===== The input =====

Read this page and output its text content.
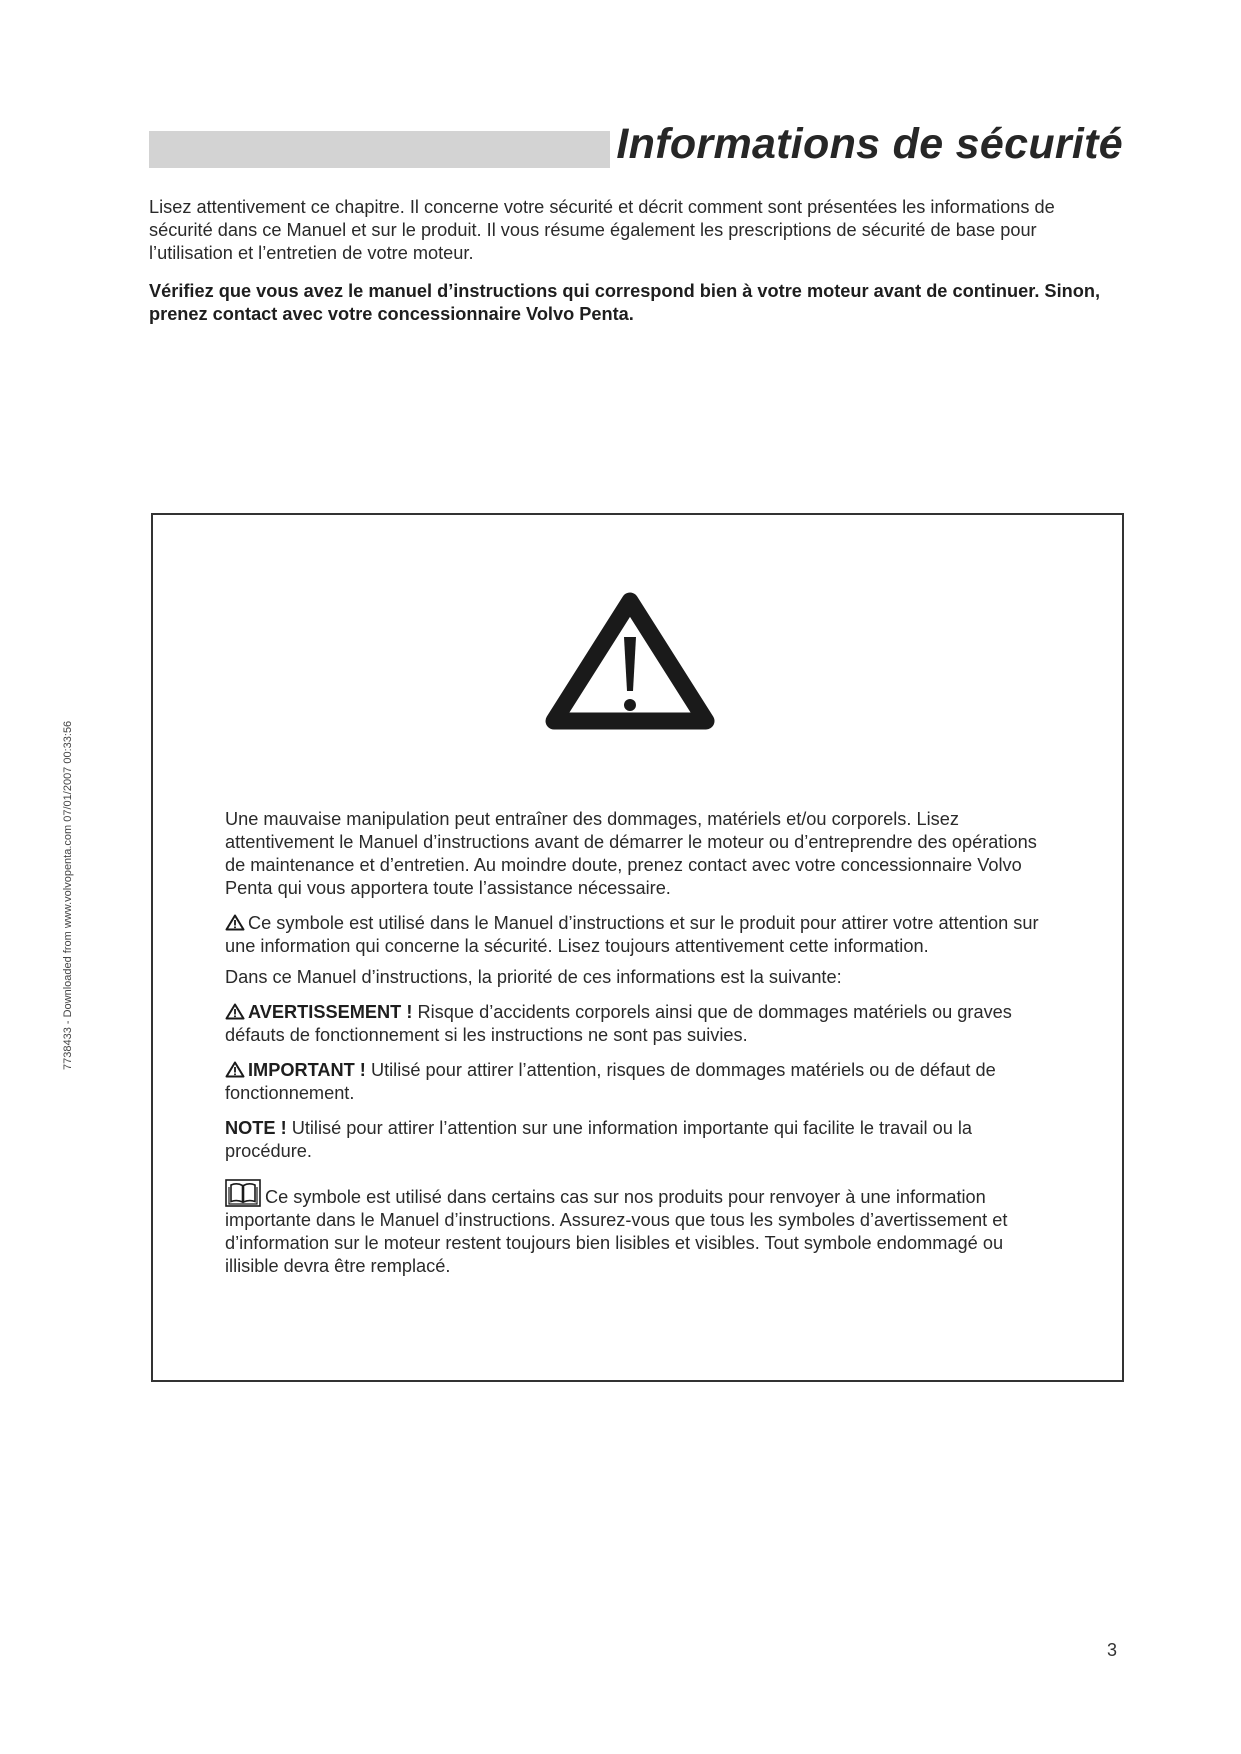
Informations de sécurité

Lisez attentivement ce chapitre. Il concerne votre sécurité et décrit comment sont présentées les informations de sécurité dans ce Manuel et sur le produit. Il vous résume également les prescriptions de sécurité de base pour l’utilisation et l’entretien de votre moteur.

Vérifiez que vous avez le manuel d’instructions qui correspond bien à votre moteur avant de continuer. Sinon, prenez contact avec votre concessionnaire Volvo Penta.

Une mauvaise manipulation peut entraîner des dommages, matériels et/ou corporels. Lisez attentivement le Manuel d’instructions avant de démarrer le moteur ou d’entreprendre des opérations de maintenance et d’entretien. Au moindre doute, prenez contact avec votre concessionnaire Volvo Penta qui vous apportera toute l’assistance nécessaire.

Ce symbole est utilisé dans le Manuel d’instructions et sur le produit pour attirer votre attention sur une information qui concerne la sécurité. Lisez toujours attentivement cette information.

Dans ce Manuel d’instructions, la priorité de ces informations est la suivante:

AVERTISSEMENT ! Risque d’accidents corporels ainsi que de dommages matériels ou graves défauts de fonctionnement si les instructions ne sont pas suivies.

IMPORTANT ! Utilisé pour attirer l’attention, risques de dommages matériels ou de défaut de fonctionnement.

NOTE ! Utilisé pour attirer l’attention sur une information importante qui facilite le travail ou la procédure.

Ce symbole est utilisé dans certains cas sur nos produits pour renvoyer à une information importante dans le Manuel d’instructions. Assurez-vous que tous les symboles d’avertissement et d’information sur le moteur restent toujours bien lisibles et visibles. Tout symbole endommagé ou illisible devra être remplacé.

7738433 - Downloaded from www.volvopenta.com 07/01/2007 00:33:56
3
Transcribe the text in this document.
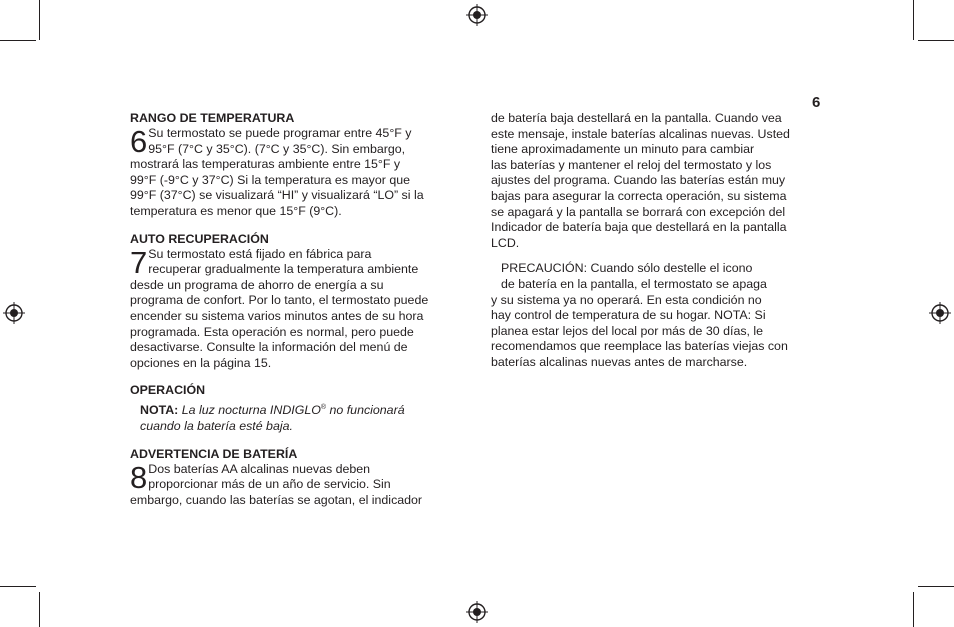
6

RANGO DE TEMPERATURA

6 Su termostato se puede programar entre 45°F y
95°F (7°C y 35°C). (7°C y 35°C). Sin embargo,
mostrará las temperaturas ambiente entre 15°F y
99°F (-9°C y 37°C) Si la temperatura es mayor que
99°F (37°C) se visualizará “HI” y visualizará “LO” si la
temperatura es menor que 15°F (9°C).

AUTO RECUPERACIÓN

7 Su termostato está fijado en fábrica para
recuperar gradualmente la temperatura ambiente
desde un programa de ahorro de energía a su
programa de confort. Por lo tanto, el termostato puede
encender su sistema varios minutos antes de su hora
programada. Esta operación es normal, pero puede
desactivarse. Consulte la información del menú de
opciones en la página 15.

OPERACIÓN

NOTA: La luz nocturna INDIGLO® no funcionará
cuando la batería esté baja.

ADVERTENCIA DE BATERÍA

8 Dos baterías AA alcalinas nuevas deben
proporcionar más de un año de servicio. Sin
embargo, cuando las baterías se agotan, el indicador
de batería baja destellará en la pantalla. Cuando vea
este mensaje, instale baterías alcalinas nuevas. Usted
tiene aproximadamente un minuto para cambiar
las baterías y mantener el reloj del termostato y los
ajustes del programa. Cuando las baterías están muy
bajas para asegurar la correcta operación, su sistema
se apagará y la pantalla se borrará con excepción del
Indicador de batería baja que destellará en la pantalla
LCD.
PRECAUCIÓN: Cuando sólo destelle el icono
de batería en la pantalla, el termostato se apaga
y su sistema ya no operará. En esta condición no
hay control de temperatura de su hogar. NOTA: Si
planea estar lejos del local por más de 30 días, le
recomendamos que reemplace las baterías viejas con
baterías alcalinas nuevas antes de marcharse.
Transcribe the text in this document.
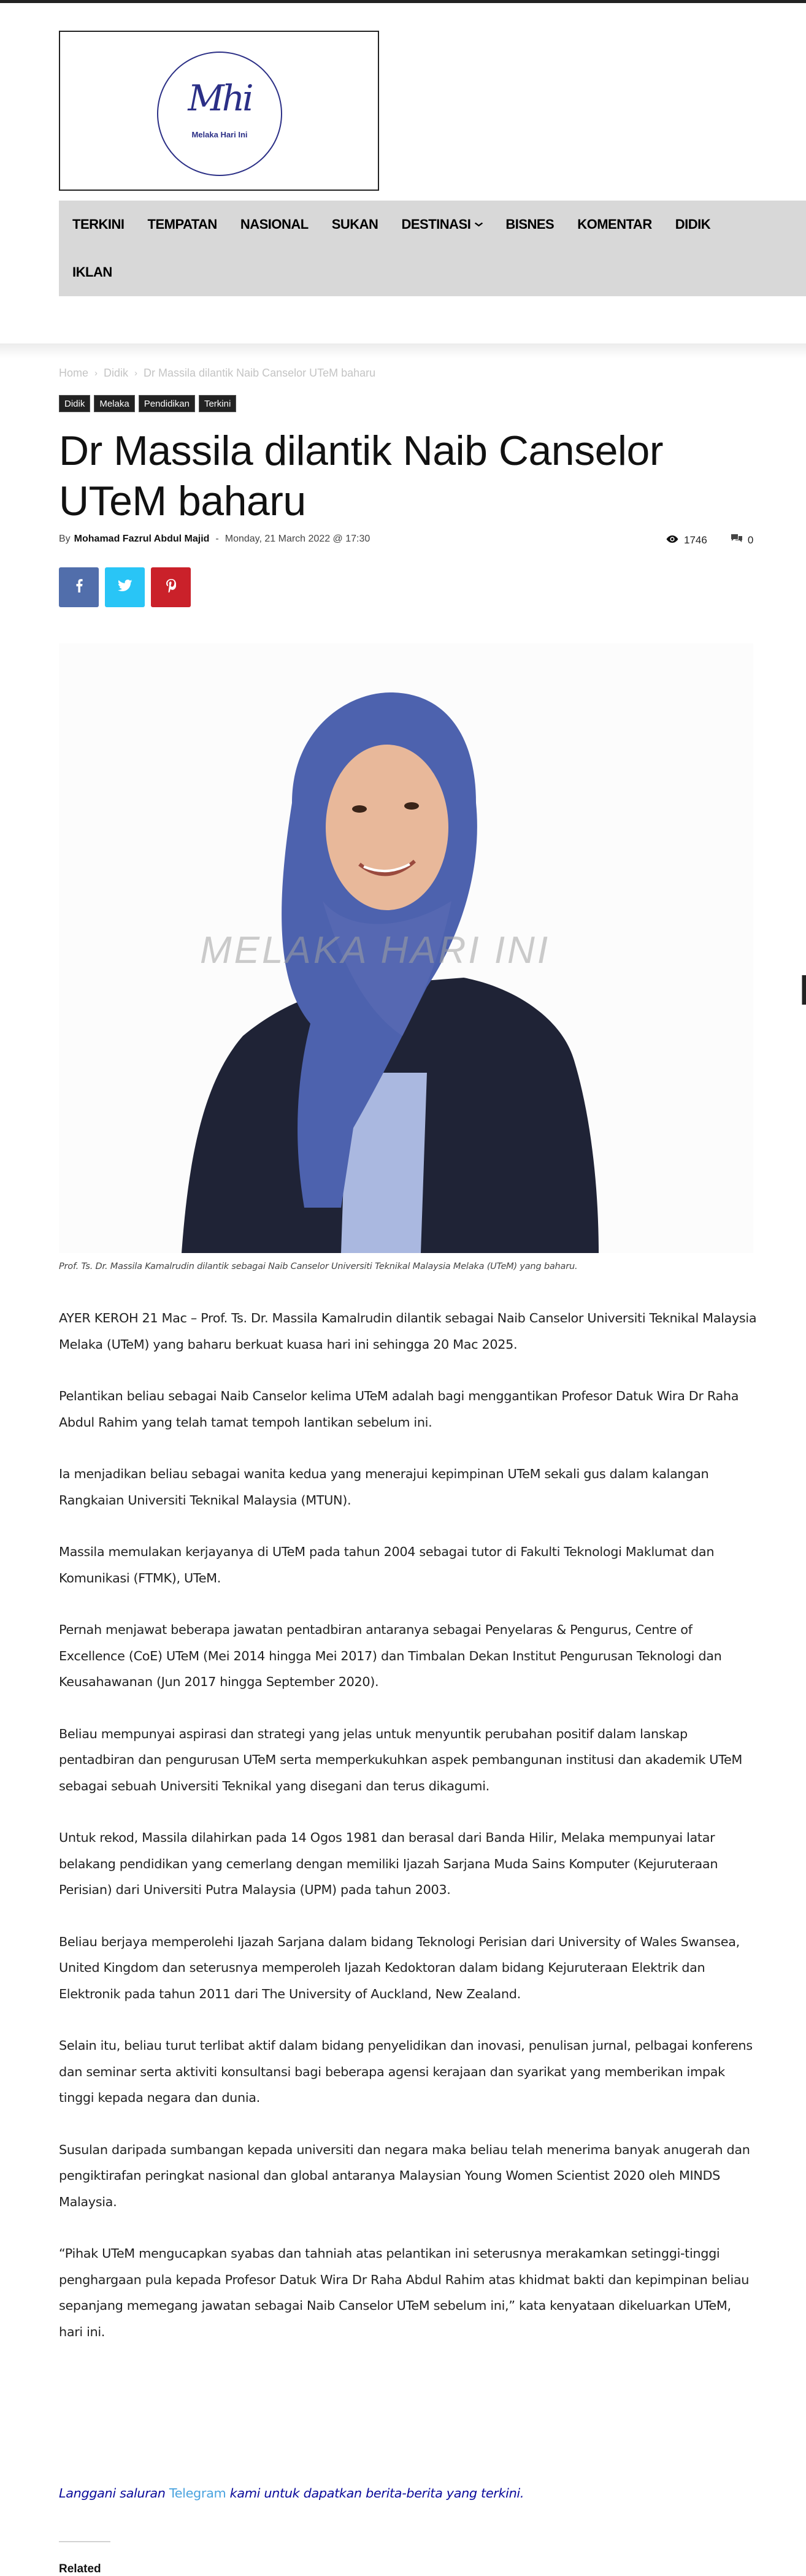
Mhi
Melaka Hari Ini
TERKINI TEMPATAN NASIONAL SUKAN DESTINASI	BISNES KOMENTAR DIDIK
IKLAN
Home › Didik › Dr Massila dilantik Naib Canselor UTeM baharu
Didik	Melaka	Pendidikan	Terkini
Dr Massila dilantik Naib Canselor UTeM baharu
By Mohamad Fazrul Abdul Majid - Monday, 21 March 2022 @ 17:30	1746	0
MELAKA HARI INI

Prof. Ts. Dr. Massila Kamalrudin dilantik sebagai Naib Canselor Universiti Teknikal Malaysia Melaka (UTeM) yang baharu.

AYER KEROH 21 Mac – Prof. Ts. Dr. Massila Kamalrudin dilantik sebagai Naib Canselor Universiti Teknikal Malaysia Melaka (UTeM) yang baharu berkuat kuasa hari ini sehingga 20 Mac 2025.

Pelantikan beliau sebagai Naib Canselor kelima UTeM adalah bagi menggantikan Profesor Datuk Wira Dr Raha Abdul Rahim yang telah tamat tempoh lantikan sebelum ini.

Ia menjadikan beliau sebagai wanita kedua yang menerajui kepimpinan UTeM sekali gus dalam kalangan Rangkaian Universiti Teknikal Malaysia (MTUN).

Massila memulakan kerjayanya di UTeM pada tahun 2004 sebagai tutor di Fakulti Teknologi Maklumat dan Komunikasi (FTMK), UTeM.

Pernah menjawat beberapa jawatan pentadbiran antaranya sebagai Penyelaras & Pengurus, Centre of Excellence (CoE) UTeM (Mei 2014 hingga Mei 2017) dan Timbalan Dekan Institut Pengurusan Teknologi dan Keusahawanan (Jun 2017 hingga September 2020).

Beliau mempunyai aspirasi dan strategi yang jelas untuk menyuntik perubahan positif dalam lanskap pentadbiran dan pengurusan UTeM serta memperkukuhkan aspek pembangunan institusi dan akademik UTeM sebagai sebuah Universiti Teknikal yang disegani dan terus dikagumi.

Untuk rekod, Massila dilahirkan pada 14 Ogos 1981 dan berasal dari Banda Hilir, Melaka mempunyai latar belakang pendidikan yang cemerlang dengan memiliki Ijazah Sarjana Muda Sains Komputer (Kejuruteraan Perisian) dari Universiti Putra Malaysia (UPM) pada tahun 2003.

Beliau berjaya memperolehi Ijazah Sarjana dalam bidang Teknologi Perisian dari University of Wales Swansea, United Kingdom dan seterusnya memperoleh Ijazah Kedoktoran dalam bidang Kejuruteraan Elektrik dan Elektronik pada tahun 2011 dari The University of Auckland, New Zealand.

Selain itu, beliau turut terlibat aktif dalam bidang penyelidikan dan inovasi, penulisan jurnal, pelbagai konferens dan seminar serta aktiviti konsultansi bagi beberapa agensi kerajaan dan syarikat yang memberikan impak tinggi kepada negara dan dunia.

Susulan daripada sumbangan kepada universiti dan negara maka beliau telah menerima banyak anugerah dan pengiktirafan peringkat nasional dan global antaranya Malaysian Young Women Scientist 2020 oleh MINDS Malaysia.

“Pihak UTeM mengucapkan syabas dan tahniah atas pelantikan ini seterusnya merakamkan setinggi-tinggi penghargaan pula kepada Profesor Datuk Wira Dr Raha Abdul Rahim atas khidmat bakti dan kepimpinan beliau sepanjang memegang jawatan sebagai Naib Canselor UTeM sebelum ini,” kata kenyataan dikeluarkan UTeM, hari ini.

Langgani saluran Telegram kami untuk dapatkan berita-berita yang terkini.

Related
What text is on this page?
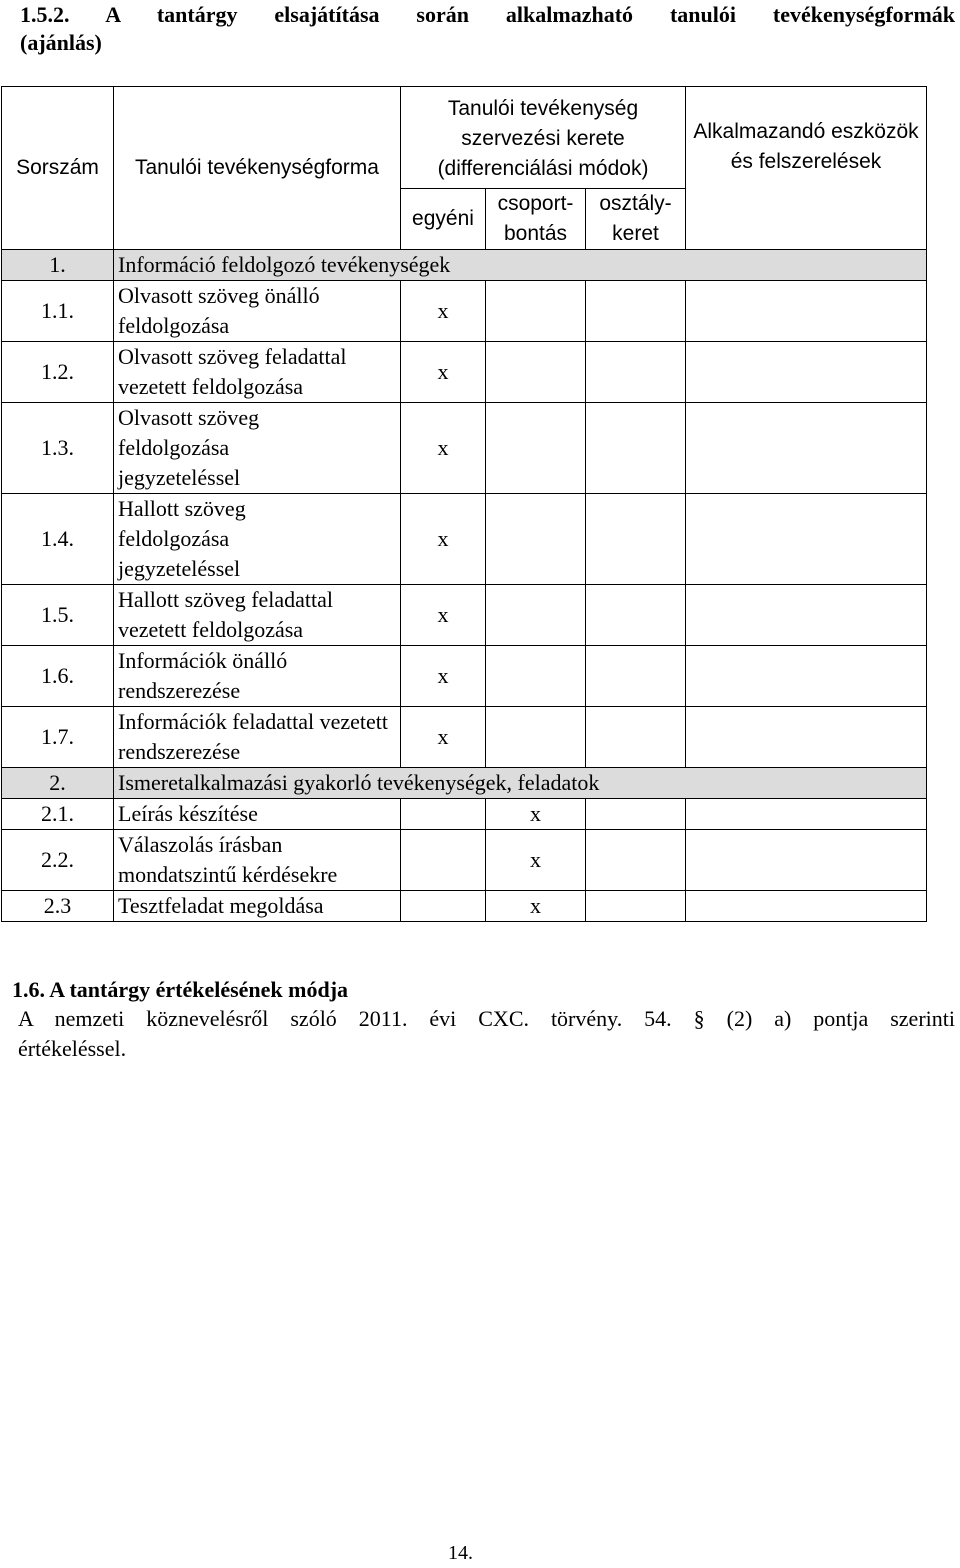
1.5.2. A tantárgy elsajátítása során alkalmazható tanulói tevékenységformák
(ajánlás)
Sorszám	Tanulói tevékenységforma	Tanulói tevékenység szervezési kerete (differenciálási módok)			Alkalmazandó eszközök és felszerelések
		egyéni	csoport-bontás	osztály-keret	
1.	Információ feldolgozó tevékenységek				
1.1.	Olvasott szöveg önálló feldolgozása	x			
1.2.	Olvasott szöveg feladattal vezetett feldolgozása	x			
1.3.	Olvasott szöveg feldolgozása jegyzeteléssel	x			
1.4.	Hallott szöveg feldolgozása jegyzeteléssel	x			
1.5.	Hallott szöveg feladattal vezetett feldolgozása	x			
1.6.	Információk önálló rendszerezése	x			
1.7.	Információk feladattal vezetett rendszerezése	x			
2.	Ismeretalkalmazási gyakorló tevékenységek, feladatok				
2.1.	Leírás készítése		x		
2.2.	Válaszolás írásban mondatszintű kérdésekre		x		
2.3	Tesztfeladat megoldása		x		
1.6. A tantárgy értékelésének módja
A nemzeti köznevelésről szóló 2011. évi CXC. törvény. 54. § (2) a) pontja szerinti
értékeléssel.
14.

=====

**Problem to solve**
Pick out the lines above containing the word "importante", then copy them.

**Solution to the problem**
NOTE ! Utilisé pour attirer l’attention sur une information importante qui facilite le travail ou la procédure.
Ce symbole est utilisé dans certains cas sur nos produits pour renvoyer à une information importante dans le Manuel d’instructions. Assurez-vous que tous les symboles d’avertissement et d’information sur le moteur restent toujours bien lisibles et visibles. Tout symbole endommagé ou illisible devra être remplacé.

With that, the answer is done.